**Texte à lire**
-------
Écrivain, journaliste et enseignant, Tamim Ansary est afghano-américain et vit à San Francisco. Il est l’auteur de plusieurs livres sur l’histoire de l’Afghanistan et sur les conflits contemporains. Destiny Disrupted: A History of the World Through Islamic Eyes publié en 2009, a remporté le Northern California Book Award en 2010, catégorie non-fiction.
Comment en est-on arrivé là ?
[…] Écolier à Kaboul, j’avais entendu parler d’un homme du nom de Djemal ad-Din al-Afghani. Comme « tout le monde », je savais que c’était une figure éminente de l’histoire musulmane moderne, mais je n’avais franchement jamais su pourquoi il avait acquis cette réputation, au-delà du fait qu’il avait épousé le « panislamisme », ce qui me semblait relever d’un chauvinisme musulman sans intérêt. À la lecture de Smith, j’ai compris que les principes fondamentaux de « l’islamisme », cette idéologie politique qui faisait tant de bruit autour de nous en 2001, avaient été élaborés plus d’un siècle avant par ce Karl Marx de « l’islamisme ». Comment son nom pouvait-il être ignoré de la plupart des non-musulmans ?
Je me suis replongé dans l’histoire musulmane, non plus à la recherche d’une identité personnelle, mais pour comprendre les évolutions inquiétantes que l’on pouvait observer chez les musulmans de mon temps : l’horreur afghane, le maelstrom iranien, les insurrections en Algérie, aux Philippines et ailleurs, les enlèvements et les attentats-suicides à la bombe au Moyen-Orient, le durcissement de l’islam politique extrémiste, et désormais l’émergence des talibans. Une lecture attentive de l’histoire me permettrait sûrement de comprendre comment on en était arrivé là.
Et peu à peu, j’ai fini par comprendre. J’ai fini par percevoir qu’à la différence de l’histoire de la France, de Malte ou de l’Amérique du Sud, l’histoire des pays islamiques, « là-bas », n’était pas un sous-ensemble d’une histoire mondiale commune à tous. Elle constituait plutôt, en elle-même, une autre histoire du monde, qui concurrençait et reflétait tout à la fois celle que j’avais essayé de constituer pour mon éditeur texan, ou celle publiée par McDougallLittell et pour laquelle j’avais écrit les « chapitres sur l’islam ».
Les deux histoires avaient commencé au même endroit, entre le Tigre et l’Euphrate, dans l’Irak antique, et étaient arrivées au même point, cette lutte mondiale dont l’Occident et le monde musulman semblaient être deux acteurs majeurs. Entre les deux, cependant, elles avaient traversé des paysages différents – et pourtant étrangement parallèles !
Oui, étrangement parallèles : ainsi, si l’on regarde en arrière du point de vue de l’histoire occidentale du monde, on voit qu’un grand empire a dominé tous les autres dans l’Antiquité. Cet empire, c’est Rome, où est né le rêve d’un État politique universel.
Mais si l’on regarde en arrière du point de vue de l’histoire musulmane du monde, on voit qu’un grand empire domine aussi tous les autres, incarnant lui aussi un État universel. À la différence près qu’il ne s’agit pas de Rome mais du califat de l’islam naissant.
-------
**Petit exercice 1**
Dans les relevés ci-dessous, extrayez chaque ligne qui contient le mot « Concerned ».

[Relevés bruts]
-------
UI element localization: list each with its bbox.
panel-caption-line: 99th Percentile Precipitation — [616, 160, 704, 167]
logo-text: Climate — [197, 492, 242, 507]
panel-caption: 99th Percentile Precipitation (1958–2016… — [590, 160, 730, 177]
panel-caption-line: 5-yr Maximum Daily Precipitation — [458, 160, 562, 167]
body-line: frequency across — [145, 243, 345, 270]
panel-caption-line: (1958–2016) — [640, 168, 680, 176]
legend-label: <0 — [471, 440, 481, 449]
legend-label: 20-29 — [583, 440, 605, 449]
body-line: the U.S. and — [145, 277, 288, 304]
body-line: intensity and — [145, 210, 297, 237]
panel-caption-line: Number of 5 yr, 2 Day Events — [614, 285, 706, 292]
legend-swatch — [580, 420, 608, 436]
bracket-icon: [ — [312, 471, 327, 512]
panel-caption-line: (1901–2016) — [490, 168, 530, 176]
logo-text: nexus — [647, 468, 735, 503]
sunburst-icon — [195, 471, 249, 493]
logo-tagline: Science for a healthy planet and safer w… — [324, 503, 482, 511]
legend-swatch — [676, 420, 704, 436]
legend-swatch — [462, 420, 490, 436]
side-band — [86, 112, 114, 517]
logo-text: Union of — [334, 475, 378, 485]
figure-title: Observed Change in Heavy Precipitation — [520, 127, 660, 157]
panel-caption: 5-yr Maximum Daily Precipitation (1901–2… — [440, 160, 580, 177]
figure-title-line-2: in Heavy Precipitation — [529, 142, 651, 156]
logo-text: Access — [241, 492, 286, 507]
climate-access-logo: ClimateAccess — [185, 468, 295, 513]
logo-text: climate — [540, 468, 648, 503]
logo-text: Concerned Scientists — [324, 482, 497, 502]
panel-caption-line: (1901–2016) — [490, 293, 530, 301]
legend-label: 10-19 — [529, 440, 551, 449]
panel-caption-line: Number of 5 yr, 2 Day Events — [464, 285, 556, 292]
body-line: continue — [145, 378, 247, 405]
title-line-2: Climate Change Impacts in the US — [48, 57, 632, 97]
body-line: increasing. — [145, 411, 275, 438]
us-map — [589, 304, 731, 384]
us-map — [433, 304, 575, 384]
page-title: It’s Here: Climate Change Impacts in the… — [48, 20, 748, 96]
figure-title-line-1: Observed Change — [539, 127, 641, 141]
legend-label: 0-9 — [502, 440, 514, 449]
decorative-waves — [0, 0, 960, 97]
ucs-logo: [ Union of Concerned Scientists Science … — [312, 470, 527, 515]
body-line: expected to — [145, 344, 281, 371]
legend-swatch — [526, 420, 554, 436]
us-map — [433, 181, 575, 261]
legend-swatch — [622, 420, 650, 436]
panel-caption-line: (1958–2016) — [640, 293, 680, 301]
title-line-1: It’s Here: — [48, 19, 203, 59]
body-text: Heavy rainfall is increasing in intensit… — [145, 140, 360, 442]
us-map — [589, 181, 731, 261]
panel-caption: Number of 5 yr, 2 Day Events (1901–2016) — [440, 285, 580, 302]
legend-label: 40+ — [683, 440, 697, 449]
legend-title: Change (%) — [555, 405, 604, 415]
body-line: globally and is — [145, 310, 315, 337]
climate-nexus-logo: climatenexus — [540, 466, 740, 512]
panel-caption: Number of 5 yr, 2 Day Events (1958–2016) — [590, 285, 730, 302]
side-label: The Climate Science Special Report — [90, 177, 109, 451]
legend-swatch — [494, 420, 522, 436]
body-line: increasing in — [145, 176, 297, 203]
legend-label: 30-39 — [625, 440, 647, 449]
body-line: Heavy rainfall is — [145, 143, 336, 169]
-------
**Petit exercice 2**
D'après le texte à lire, quelle année Destiny Disrupted a-t-il reçu le Northern California Book Award ?

**Corrigé complet 1**
logo-text: Concerned Scientists — [324, 482, 497, 502]
ucs-logo: [ Union of Concerned Scientists Science … — [312, 470, 527, 515]

**Corrigé complet 2**
En 2010, dans la catégorie non-fiction.